◆ The exercise
Restate the listing that follows word for word, without its pictures.

-- begin Dataset rows --

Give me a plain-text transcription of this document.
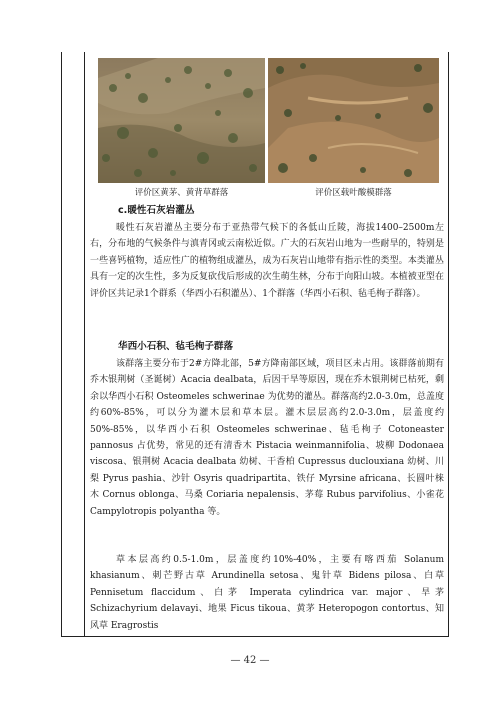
评价区黄茅、黄背草群落	评价区载叶酸模群落
c.暖性石灰岩灌丛
暖性石灰岩灌丛主要分布于亚热带气候下的各低山丘陵，海拔1400–2500m左右，分布地的气候条件与滇青冈或云南松近似。广大的石灰岩山地为一些耐旱的，特别是一些喜钙植物，适应性广的植物组成灌丛，成为石灰岩山地带有指示性的类型。本类灌丛具有一定的次生性，多为反复砍伐后形成的次生萌生林，分布于向阳山坡。本植被亚型在评价区共记录1个群系（华西小石积灌丛）、1个群落（华西小石积、毡毛栒子群落）。
华西小石积、毡毛栒子群落
该群落主要分布于2#方降北部，5#方降南部区域，项目区未占用。该群落前期有乔木银荆树（圣诞树）Acacia dealbata，后因干旱等原因，现在乔木银荆树已枯死，剩余以华西小石积 Osteomeles schwerinae 为优势的灌丛。群落高约2.0-3.0m，总盖度约60%-85%，可以分为灌木层和草本层。灌木层层高约2.0-3.0m，层盖度约50%-85%，以华西小石积 Osteomeles schwerinae、毡毛栒子 Cotoneaster pannosus 占优势，常见的还有清香木 Pistacia weinmannifolia、坡柳 Dodonaea viscosa、银荆树 Acacia dealbata 幼树、干香柏 Cupressus duclouxiana 幼树、川梨 Pyrus pashia、沙针 Osyris quadripartita、铁仔 Myrsine africana、长圆叶梾木 Cornus oblonga、马桑 Coriaria nepalensis、茅莓 Rubus parvifolius、小雀花 Campylotropis polyantha 等。
草本层高约0.5-1.0m，层盖度约10%-40%，主要有喀西茄 Solanum khasianum、刺芒野古草 Arundinella setosa、鬼针草 Bidens pilosa、白草 Pennisetum flaccidum、白茅 Imperata cylindrica var. major、旱茅 Schizachyrium delavayi、地果 Ficus tikoua、黄茅 Heteropogon contortus、知风草 Eragrostis
— 42 —
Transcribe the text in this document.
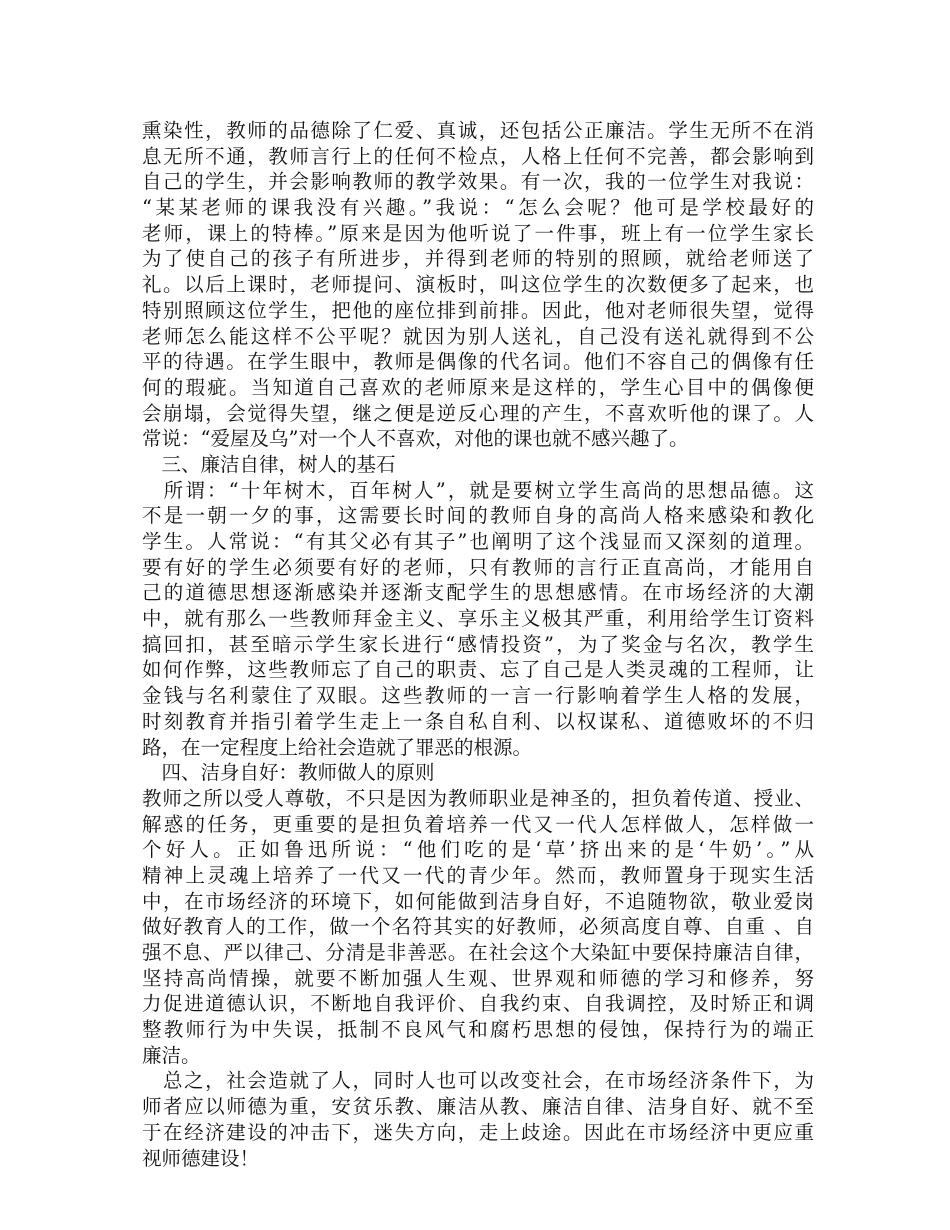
熏染性，教师的品德除了仁爱、真诚，还包括公正廉洁。学生无所不在消
息无所不通，教师言行上的任何不检点，人格上任何不完善，都会影响到
自己的学生，并会影响教师的教学效果。有一次，我的一位学生对我说：
“某某老师的课我没有兴趣。”我说：“怎么会呢？他可是学校最好的
老师，课上的特棒。”原来是因为他听说了一件事，班上有一位学生家长
为了使自己的孩子有所进步，并得到老师的特别的照顾，就给老师送了
礼。以后上课时，老师提问、演板时，叫这位学生的次数便多了起来，也
特别照顾这位学生，把他的座位排到前排。因此，他对老师很失望，觉得
老师怎么能这样不公平呢？就因为别人送礼，自己没有送礼就得到不公
平的待遇。在学生眼中，教师是偶像的代名词。他们不容自己的偶像有任
何的瑕疵。当知道自己喜欢的老师原来是这样的，学生心目中的偶像便
会崩塌，会觉得失望，继之便是逆反心理的产生，不喜欢听他的课了。人
常说：“爱屋及乌”对一个人不喜欢，对他的课也就不感兴趣了。
　三、廉洁自律，树人的基石
　所谓：“十年树木，百年树人”，就是要树立学生高尚的思想品德。这
不是一朝一夕的事，这需要长时间的教师自身的高尚人格来感染和教化
学生。人常说：“有其父必有其子”也阐明了这个浅显而又深刻的道理。
要有好的学生必须要有好的老师，只有教师的言行正直高尚，才能用自
己的道德思想逐渐感染并逐渐支配学生的思想感情。在市场经济的大潮
中，就有那么一些教师拜金主义、享乐主义极其严重，利用给学生订资料
搞回扣，甚至暗示学生家长进行“感情投资”，为了奖金与名次，教学生
如何作弊，这些教师忘了自己的职责、忘了自己是人类灵魂的工程师，让
金钱与名利蒙住了双眼。这些教师的一言一行影响着学生人格的发展，
时刻教育并指引着学生走上一条自私自利、以权谋私、道德败坏的不归
路，在一定程度上给社会造就了罪恶的根源。
　四、洁身自好：教师做人的原则
教师之所以受人尊敬，不只是因为教师职业是神圣的，担负着传道、授业、
解惑的任务，更重要的是担负着培养一代又一代人怎样做人，怎样做一
个好人。正如鲁迅所说：“他们吃的是‘草’挤出来的是‘牛奶’。”从
精神上灵魂上培养了一代又一代的青少年。然而，教师置身于现实生活
中，在市场经济的环境下，如何能做到洁身自好，不追随物欲，敬业爱岗
做好教育人的工作，做一个名符其实的好教师，必须高度自尊、自重 、自
强不息、严以律己、分清是非善恶。在社会这个大染缸中要保持廉洁自律，
坚持高尚情操，就要不断加强人生观、世界观和师德的学习和修养，努
力促进道德认识，不断地自我评价、自我约束、自我调控，及时矫正和调
整教师行为中失误，抵制不良风气和腐朽思想的侵蚀，保持行为的端正
廉洁。
　总之，社会造就了人，同时人也可以改变社会，在市场经济条件下，为
师者应以师德为重，安贫乐教、廉洁从教、廉洁自律、洁身自好、就不至
于在经济建设的冲击下，迷失方向，走上歧途。因此在市场经济中更应重
视师德建设！
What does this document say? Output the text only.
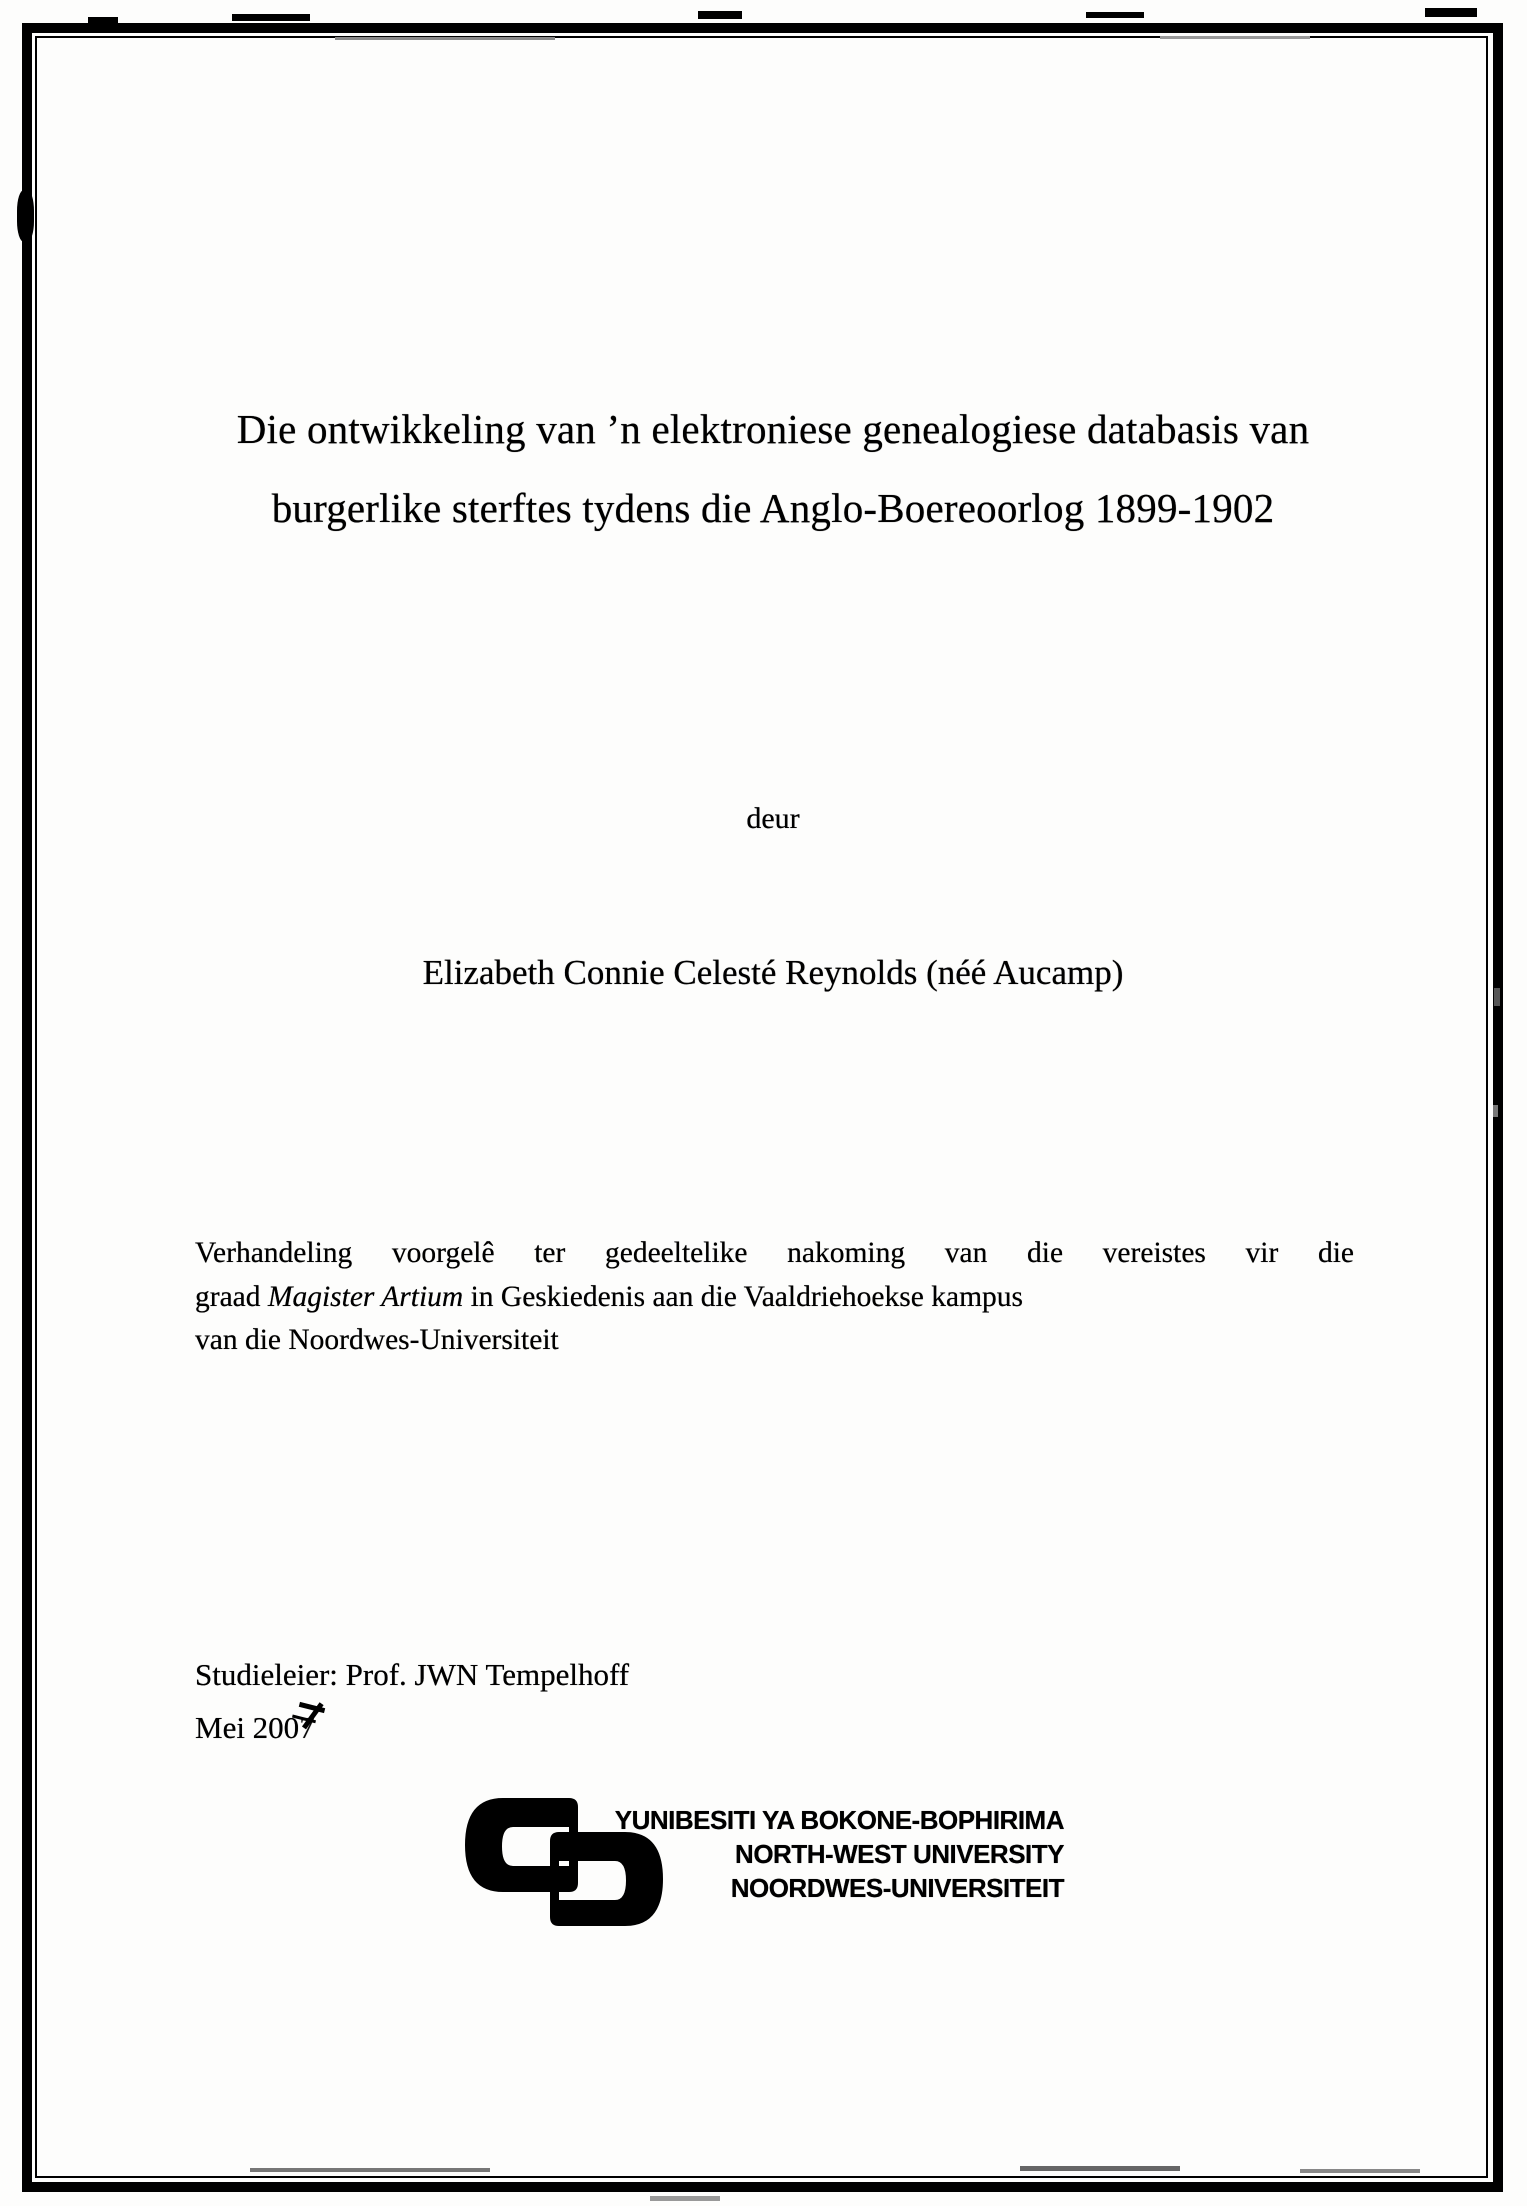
Die ontwikkeling van ’n elektroniese genealogiese databasis van
burgerlike sterftes tydens die Anglo-Boereoorlog 1899-1902
deur
Elizabeth Connie Celesté Reynolds (néé Aucamp)
Verhandeling voorgelê ter gedeeltelike nakoming van die vereistes vir die
graad Magister Artium in Geskiedenis aan die Vaaldriehoekse kampus
van die Noordwes-Universiteit
Studieleier: Prof. JWN Tempelhoff
Mei 2007
YUNIBESITI YA BOKONE-BOPHIRIMA
NORTH-WEST UNIVERSITY
NOORDWES-UNIVERSITEIT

-- end Dataset rows --

◆ Full output
Give me a plain-text transcription of this document.
评价区黄茅、黄背草群落	评价区载叶酸模群落
c.暖性石灰岩灌丛
暖性石灰岩灌丛主要分布于亚热带气候下的各低山丘陵，海拔1400–2500m左右，分布地的气候条件与滇青冈或云南松近似。广大的石灰岩山地为一些耐旱的，特别是一些喜钙植物，适应性广的植物组成灌丛，成为石灰岩山地带有指示性的类型。本类灌丛具有一定的次生性，多为反复砍伐后形成的次生萌生林，分布于向阳山坡。本植被亚型在评价区共记录1个群系（华西小石积灌丛）、1个群落（华西小石积、毡毛栒子群落）。
华西小石积、毡毛栒子群落
该群落主要分布于2#方降北部，5#方降南部区域，项目区未占用。该群落前期有乔木银荆树（圣诞树）Acacia dealbata，后因干旱等原因，现在乔木银荆树已枯死，剩余以华西小石积 Osteomeles schwerinae 为优势的灌丛。群落高约2.0-3.0m，总盖度约60%-85%，可以分为灌木层和草本层。灌木层层高约2.0-3.0m，层盖度约50%-85%，以华西小石积 Osteomeles schwerinae、毡毛栒子 Cotoneaster pannosus 占优势，常见的还有清香木 Pistacia weinmannifolia、坡柳 Dodonaea viscosa、银荆树 Acacia dealbata 幼树、干香柏 Cupressus duclouxiana 幼树、川梨 Pyrus pashia、沙针 Osyris quadripartita、铁仔 Myrsine africana、长圆叶梾木 Cornus oblonga、马桑 Coriaria nepalensis、茅莓 Rubus parvifolius、小雀花 Campylotropis polyantha 等。
草本层高约0.5-1.0m，层盖度约10%-40%，主要有喀西茄 Solanum khasianum、刺芒野古草 Arundinella setosa、鬼针草 Bidens pilosa、白草 Pennisetum flaccidum、白茅 Imperata cylindrica var. major、旱茅 Schizachyrium delavayi、地果 Ficus tikoua、黄茅 Heteropogon contortus、知风草 Eragrostis
— 42 —
Transcribe the text in this document.
熏染性，教师的品德除了仁爱、真诚，还包括公正廉洁。学生无所不在消
息无所不通，教师言行上的任何不检点，人格上任何不完善，都会影响到
自己的学生，并会影响教师的教学效果。有一次，我的一位学生对我说：
“某某老师的课我没有兴趣。”我说：“怎么会呢？他可是学校最好的
老师，课上的特棒。”原来是因为他听说了一件事，班上有一位学生家长
为了使自己的孩子有所进步，并得到老师的特别的照顾，就给老师送了
礼。以后上课时，老师提问、演板时，叫这位学生的次数便多了起来，也
特别照顾这位学生，把他的座位排到前排。因此，他对老师很失望，觉得
老师怎么能这样不公平呢？就因为别人送礼，自己没有送礼就得到不公
平的待遇。在学生眼中，教师是偶像的代名词。他们不容自己的偶像有任
何的瑕疵。当知道自己喜欢的老师原来是这样的，学生心目中的偶像便
会崩塌，会觉得失望，继之便是逆反心理的产生，不喜欢听他的课了。人
常说：“爱屋及乌”对一个人不喜欢，对他的课也就不感兴趣了。
　三、廉洁自律，树人的基石
　所谓：“十年树木，百年树人”，就是要树立学生高尚的思想品德。这
不是一朝一夕的事，这需要长时间的教师自身的高尚人格来感染和教化
学生。人常说：“有其父必有其子”也阐明了这个浅显而又深刻的道理。
要有好的学生必须要有好的老师，只有教师的言行正直高尚，才能用自
己的道德思想逐渐感染并逐渐支配学生的思想感情。在市场经济的大潮
中，就有那么一些教师拜金主义、享乐主义极其严重，利用给学生订资料
搞回扣，甚至暗示学生家长进行“感情投资”，为了奖金与名次，教学生
如何作弊，这些教师忘了自己的职责、忘了自己是人类灵魂的工程师，让
金钱与名利蒙住了双眼。这些教师的一言一行影响着学生人格的发展，
时刻教育并指引着学生走上一条自私自利、以权谋私、道德败坏的不归
路，在一定程度上给社会造就了罪恶的根源。
　四、洁身自好：教师做人的原则
教师之所以受人尊敬，不只是因为教师职业是神圣的，担负着传道、授业、
解惑的任务，更重要的是担负着培养一代又一代人怎样做人，怎样做一
个好人。正如鲁迅所说：“他们吃的是‘草’挤出来的是‘牛奶’。”从
精神上灵魂上培养了一代又一代的青少年。然而，教师置身于现实生活
中，在市场经济的环境下，如何能做到洁身自好，不追随物欲，敬业爱岗
做好教育人的工作，做一个名符其实的好教师，必须高度自尊、自重 、自
强不息、严以律己、分清是非善恶。在社会这个大染缸中要保持廉洁自律，
坚持高尚情操，就要不断加强人生观、世界观和师德的学习和修养，努
力促进道德认识，不断地自我评价、自我约束、自我调控，及时矫正和调
整教师行为中失误，抵制不良风气和腐朽思想的侵蚀，保持行为的端正
廉洁。
　总之，社会造就了人，同时人也可以改变社会，在市场经济条件下，为
师者应以师德为重，安贫乐教、廉洁从教、廉洁自律、洁身自好、就不至
于在经济建设的冲击下，迷失方向，走上歧途。因此在市场经济中更应重
视师德建设！
What does this document say? Output the text only.
Die ontwikkeling van ’n elektroniese genealogiese databasis van
burgerlike sterftes tydens die Anglo-Boereoorlog 1899-1902
deur
Elizabeth Connie Celesté Reynolds (néé Aucamp)
Verhandeling voorgelê ter gedeeltelike nakoming van die vereistes vir die
graad Magister Artium in Geskiedenis aan die Vaaldriehoekse kampus
van die Noordwes-Universiteit
Studieleier: Prof. JWN Tempelhoff
Mei 2007
YUNIBESITI YA BOKONE-BOPHIRIMA
NORTH-WEST UNIVERSITY
NOORDWES-UNIVERSITEIT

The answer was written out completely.